Print each line of the listing once more, precisely as given.
↓↓↓
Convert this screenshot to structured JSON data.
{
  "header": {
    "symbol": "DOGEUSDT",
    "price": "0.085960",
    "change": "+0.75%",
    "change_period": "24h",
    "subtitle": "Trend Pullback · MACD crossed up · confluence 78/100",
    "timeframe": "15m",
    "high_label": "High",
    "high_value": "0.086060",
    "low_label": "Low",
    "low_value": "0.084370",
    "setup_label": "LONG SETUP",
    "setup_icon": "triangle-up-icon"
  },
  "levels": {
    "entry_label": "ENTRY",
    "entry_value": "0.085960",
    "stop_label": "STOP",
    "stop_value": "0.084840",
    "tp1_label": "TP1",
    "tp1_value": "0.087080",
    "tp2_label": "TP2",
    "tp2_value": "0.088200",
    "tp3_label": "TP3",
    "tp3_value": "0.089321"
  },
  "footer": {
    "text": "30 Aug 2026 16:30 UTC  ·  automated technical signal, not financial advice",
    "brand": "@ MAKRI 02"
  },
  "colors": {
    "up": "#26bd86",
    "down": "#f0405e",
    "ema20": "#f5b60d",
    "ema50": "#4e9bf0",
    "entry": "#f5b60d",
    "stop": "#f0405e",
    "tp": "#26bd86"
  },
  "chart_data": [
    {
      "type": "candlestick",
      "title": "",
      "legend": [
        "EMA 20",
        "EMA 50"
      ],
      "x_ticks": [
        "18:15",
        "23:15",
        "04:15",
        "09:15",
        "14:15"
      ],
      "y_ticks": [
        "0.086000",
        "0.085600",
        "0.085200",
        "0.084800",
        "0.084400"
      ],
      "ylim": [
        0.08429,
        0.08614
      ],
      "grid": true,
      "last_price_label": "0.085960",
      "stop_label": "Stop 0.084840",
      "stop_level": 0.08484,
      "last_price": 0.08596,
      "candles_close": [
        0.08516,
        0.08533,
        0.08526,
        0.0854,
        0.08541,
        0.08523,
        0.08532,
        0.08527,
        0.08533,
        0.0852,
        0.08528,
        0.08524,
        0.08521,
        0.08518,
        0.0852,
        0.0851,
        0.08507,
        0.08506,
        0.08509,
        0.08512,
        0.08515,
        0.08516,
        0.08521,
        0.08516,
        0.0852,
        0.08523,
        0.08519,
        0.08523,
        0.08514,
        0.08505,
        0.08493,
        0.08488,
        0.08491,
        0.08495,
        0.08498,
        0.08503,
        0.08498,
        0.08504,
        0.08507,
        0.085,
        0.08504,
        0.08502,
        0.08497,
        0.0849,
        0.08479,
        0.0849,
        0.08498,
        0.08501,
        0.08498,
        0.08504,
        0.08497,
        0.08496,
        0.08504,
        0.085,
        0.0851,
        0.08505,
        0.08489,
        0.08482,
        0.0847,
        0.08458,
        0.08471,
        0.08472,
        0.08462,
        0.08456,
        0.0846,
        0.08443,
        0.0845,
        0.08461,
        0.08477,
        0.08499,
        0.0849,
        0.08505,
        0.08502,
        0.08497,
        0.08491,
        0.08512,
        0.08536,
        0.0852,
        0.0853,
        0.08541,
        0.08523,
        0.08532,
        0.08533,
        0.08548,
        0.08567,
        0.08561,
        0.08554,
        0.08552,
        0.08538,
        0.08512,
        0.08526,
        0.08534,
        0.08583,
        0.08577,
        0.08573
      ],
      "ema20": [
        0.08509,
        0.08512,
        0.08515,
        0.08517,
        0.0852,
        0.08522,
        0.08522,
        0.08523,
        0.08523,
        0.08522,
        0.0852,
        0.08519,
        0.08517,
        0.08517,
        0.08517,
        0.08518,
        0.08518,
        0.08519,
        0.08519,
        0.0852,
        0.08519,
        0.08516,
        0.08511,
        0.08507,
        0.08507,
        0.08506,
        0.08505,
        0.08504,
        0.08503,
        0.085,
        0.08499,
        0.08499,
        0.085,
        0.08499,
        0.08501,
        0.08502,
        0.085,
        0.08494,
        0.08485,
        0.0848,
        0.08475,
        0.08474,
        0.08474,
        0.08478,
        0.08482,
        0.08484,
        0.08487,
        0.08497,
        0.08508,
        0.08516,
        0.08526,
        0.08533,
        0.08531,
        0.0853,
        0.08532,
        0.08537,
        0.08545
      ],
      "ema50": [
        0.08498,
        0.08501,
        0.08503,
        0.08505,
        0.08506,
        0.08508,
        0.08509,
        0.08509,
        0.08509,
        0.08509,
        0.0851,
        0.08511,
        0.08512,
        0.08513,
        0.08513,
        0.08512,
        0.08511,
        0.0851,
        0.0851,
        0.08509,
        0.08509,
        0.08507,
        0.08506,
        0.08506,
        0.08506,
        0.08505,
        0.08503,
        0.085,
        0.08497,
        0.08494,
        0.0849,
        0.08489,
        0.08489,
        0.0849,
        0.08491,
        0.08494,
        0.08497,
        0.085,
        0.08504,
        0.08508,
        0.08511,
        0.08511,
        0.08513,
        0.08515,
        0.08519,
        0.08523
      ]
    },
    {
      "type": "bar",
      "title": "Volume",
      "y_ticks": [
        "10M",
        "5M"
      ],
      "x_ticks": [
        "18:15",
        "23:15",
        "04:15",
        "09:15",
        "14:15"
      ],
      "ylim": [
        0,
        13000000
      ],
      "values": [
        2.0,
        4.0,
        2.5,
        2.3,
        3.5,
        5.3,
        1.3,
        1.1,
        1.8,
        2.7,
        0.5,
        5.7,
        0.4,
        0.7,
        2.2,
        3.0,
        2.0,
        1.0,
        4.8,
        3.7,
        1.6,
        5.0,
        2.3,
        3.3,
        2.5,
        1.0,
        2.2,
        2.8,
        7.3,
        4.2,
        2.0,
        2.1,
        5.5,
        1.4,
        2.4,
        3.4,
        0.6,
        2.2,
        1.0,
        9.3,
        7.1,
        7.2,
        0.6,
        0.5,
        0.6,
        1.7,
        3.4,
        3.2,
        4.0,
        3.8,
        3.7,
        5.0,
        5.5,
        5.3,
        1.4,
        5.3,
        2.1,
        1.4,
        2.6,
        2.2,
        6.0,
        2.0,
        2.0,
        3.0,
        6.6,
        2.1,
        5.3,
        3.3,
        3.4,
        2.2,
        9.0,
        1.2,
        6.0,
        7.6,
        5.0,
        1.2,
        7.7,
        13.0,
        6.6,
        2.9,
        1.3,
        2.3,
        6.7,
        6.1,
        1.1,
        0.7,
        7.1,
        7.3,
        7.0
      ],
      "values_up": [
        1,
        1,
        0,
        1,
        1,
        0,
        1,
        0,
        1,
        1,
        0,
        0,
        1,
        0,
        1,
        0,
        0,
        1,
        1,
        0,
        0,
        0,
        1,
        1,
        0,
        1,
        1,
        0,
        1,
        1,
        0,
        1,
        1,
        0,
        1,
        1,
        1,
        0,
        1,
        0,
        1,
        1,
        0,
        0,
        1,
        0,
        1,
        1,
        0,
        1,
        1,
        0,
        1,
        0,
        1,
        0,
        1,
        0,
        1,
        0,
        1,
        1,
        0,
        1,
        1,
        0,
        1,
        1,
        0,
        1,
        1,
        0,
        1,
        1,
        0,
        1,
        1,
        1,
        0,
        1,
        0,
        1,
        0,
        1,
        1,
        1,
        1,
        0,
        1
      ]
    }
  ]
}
↑↑↑
§ **Correct output**
Convert this screenshot to structured JSON data.
{
  "header": {
    "symbol": "DOGEUSDT",
    "price": "0.085960",
    "change": "+0.75%",
    "change_period": "24h",
    "subtitle": "Trend Pullback · MACD crossed up · confluence 78/100",
    "timeframe": "15m",
    "high_label": "High",
    "high_value": "0.086060",
    "low_label": "Low",
    "low_value": "0.084370",
    "setup_label": "LONG SETUP",
    "setup_icon": "triangle-up-icon"
  },
  "levels": {
    "entry_label": "ENTRY",
    "entry_value": "0.085960",
    "stop_label": "STOP",
    "stop_value": "0.084840",
    "tp1_label": "TP1",
    "tp1_value": "0.087080",
    "tp2_label": "TP2",
    "tp2_value": "0.088200",
    "tp3_label": "TP3",
    "tp3_value": "0.089321"
  },
  "footer": {
    "text": "30 Aug 2026 16:30 UTC  ·  automated technical signal, not financial advice",
    "brand": "@ MAKRI 02"
  },
  "colors": {
    "up": "#26bd86",
    "down": "#f0405e",
    "ema20": "#f5b60d",
    "ema50": "#4e9bf0",
    "entry": "#f5b60d",
    "stop": "#f0405e",
    "tp": "#26bd86"
  },
  "chart_data": [
    {
      "type": "candlestick",
      "title": "",
      "legend": [
        "EMA 20",
        "EMA 50"
      ],
      "x_ticks": [
        "18:15",
        "23:15",
        "04:15",
        "09:15",
        "14:15"
      ],
      "y_ticks": [
        "0.086000",
        "0.085600",
        "0.085200",
        "0.084800",
        "0.084400"
      ],
      "ylim": [
        0.08429,
        0.08614
      ],
      "grid": true,
      "last_price_label": "0.085960",
      "stop_label": "Stop 0.084840",
      "stop_level": 0.08484,
      "last_price": 0.08596,
      "candles_close": [
        0.08516,
        0.08533,
        0.08526,
        0.0854,
        0.08541,
        0.08523,
        0.08532,
        0.08527,
        0.08533,
        0.0852,
        0.08528,
        0.08524,
        0.08521,
        0.08518,
        0.0852,
        0.0851,
        0.08507,
        0.08506,
        0.08509,
        0.08512,
        0.08515,
        0.08516,
        0.08521,
        0.08516,
        0.0852,
        0.08523,
        0.08519,
        0.08523,
        0.08514,
        0.08505,
        0.08493,
        0.08488,
        0.08491,
        0.08495,
        0.08498,
        0.08503,
        0.08498,
        0.08504,
        0.08507,
        0.085,
        0.08504,
        0.08502,
        0.08497,
        0.0849,
        0.08479,
        0.0849,
        0.08498,
        0.08501,
        0.08498,
        0.08504,
        0.08497,
        0.08496,
        0.08504,
        0.085,
        0.0851,
        0.08505,
        0.08489,
        0.08482,
        0.0847,
        0.08458,
        0.08471,
        0.08472,
        0.08462,
        0.08456,
        0.0846,
        0.08443,
        0.0845,
        0.08461,
        0.08477,
        0.08499,
        0.0849,
        0.08505,
        0.08502,
        0.08497,
        0.08491,
        0.08512,
        0.08536,
        0.0852,
        0.0853,
        0.08541,
        0.08523,
        0.08532,
        0.08533,
        0.08548,
        0.08567,
        0.08561,
        0.08554,
        0.08552,
        0.08538,
        0.08512,
        0.08526,
        0.08534,
        0.08583,
        0.08577,
        0.08573
      ],
      "ema20": [
        0.08509,
        0.08512,
        0.08515,
        0.08517,
        0.0852,
        0.08522,
        0.08522,
        0.08523,
        0.08523,
        0.08522,
        0.0852,
        0.08519,
        0.08517,
        0.08517,
        0.08517,
        0.08518,
        0.08518,
        0.08519,
        0.08519,
        0.0852,
        0.08519,
        0.08516,
        0.08511,
        0.08507,
        0.08507,
        0.08506,
        0.08505,
        0.08504,
        0.08503,
        0.085,
        0.08499,
        0.08499,
        0.085,
        0.08499,
        0.08501,
        0.08502,
        0.085,
        0.08494,
        0.08485,
        0.0848,
        0.08475,
        0.08474,
        0.08474,
        0.08478,
        0.08482,
        0.08484,
        0.08487,
        0.08497,
        0.08508,
        0.08516,
        0.08526,
        0.08533,
        0.08531,
        0.0853,
        0.08532,
        0.08537,
        0.08545
      ],
      "ema50": [
        0.08498,
        0.08501,
        0.08503,
        0.08505,
        0.08506,
        0.08508,
        0.08509,
        0.08509,
        0.08509,
        0.08509,
        0.0851,
        0.08511,
        0.08512,
        0.08513,
        0.08513,
        0.08512,
        0.08511,
        0.0851,
        0.0851,
        0.08509,
        0.08509,
        0.08507,
        0.08506,
        0.08506,
        0.08506,
        0.08505,
        0.08503,
        0.085,
        0.08497,
        0.08494,
        0.0849,
        0.08489,
        0.08489,
        0.0849,
        0.08491,
        0.08494,
        0.08497,
        0.085,
        0.08504,
        0.08508,
        0.08511,
        0.08511,
        0.08513,
        0.08515,
        0.08519,
        0.08523
      ]
    },
    {
      "type": "bar",
      "title": "Volume",
      "y_ticks": [
        "10M",
        "5M"
      ],
      "x_ticks": [
        "18:15",
        "23:15",
        "04:15",
        "09:15",
        "14:15"
      ],
      "ylim": [
        0,
        13000000
      ],
      "values": [
        2.0,
        4.0,
        2.5,
        2.3,
        3.5,
        5.3,
        1.3,
        1.1,
        1.8,
        2.7,
        0.5,
        5.7,
        0.4,
        0.7,
        2.2,
        3.0,
        2.0,
        1.0,
        4.8,
        3.7,
        1.6,
        5.0,
        2.3,
        3.3,
        2.5,
        1.0,
        2.2,
        2.8,
        7.3,
        4.2,
        2.0,
        2.1,
        5.5,
        1.4,
        2.4,
        3.4,
        0.6,
        2.2,
        1.0,
        9.3,
        7.1,
        7.2,
        0.6,
        0.5,
        0.6,
        1.7,
        3.4,
        3.2,
        4.0,
        3.8,
        3.7,
        5.0,
        5.5,
        5.3,
        1.4,
        5.3,
        2.1,
        1.4,
        2.6,
        2.2,
        6.0,
        2.0,
        2.0,
        3.0,
        6.6,
        2.1,
        5.3,
        3.3,
        3.4,
        2.2,
        9.0,
        1.2,
        6.0,
        7.6,
        5.0,
        1.2,
        7.7,
        13.0,
        6.6,
        2.9,
        1.3,
        2.3,
        6.7,
        6.1,
        1.1,
        0.7,
        7.1,
        7.3,
        7.0
      ],
      "values_up": [
        1,
        1,
        0,
        1,
        1,
        0,
        1,
        0,
        1,
        1,
        0,
        0,
        1,
        0,
        1,
        0,
        0,
        1,
        1,
        0,
        0,
        0,
        1,
        1,
        0,
        1,
        1,
        0,
        1,
        1,
        0,
        1,
        1,
        0,
        1,
        1,
        1,
        0,
        1,
        0,
        1,
        1,
        0,
        0,
        1,
        0,
        1,
        1,
        0,
        1,
        1,
        0,
        1,
        0,
        1,
        0,
        1,
        0,
        1,
        0,
        1,
        1,
        0,
        1,
        1,
        0,
        1,
        1,
        0,
        1,
        1,
        0,
        1,
        1,
        0,
        1,
        1,
        1,
        0,
        1,
        0,
        1,
        0,
        1,
        1,
        1,
        1,
        0,
        1
      ]
    }
  ]
}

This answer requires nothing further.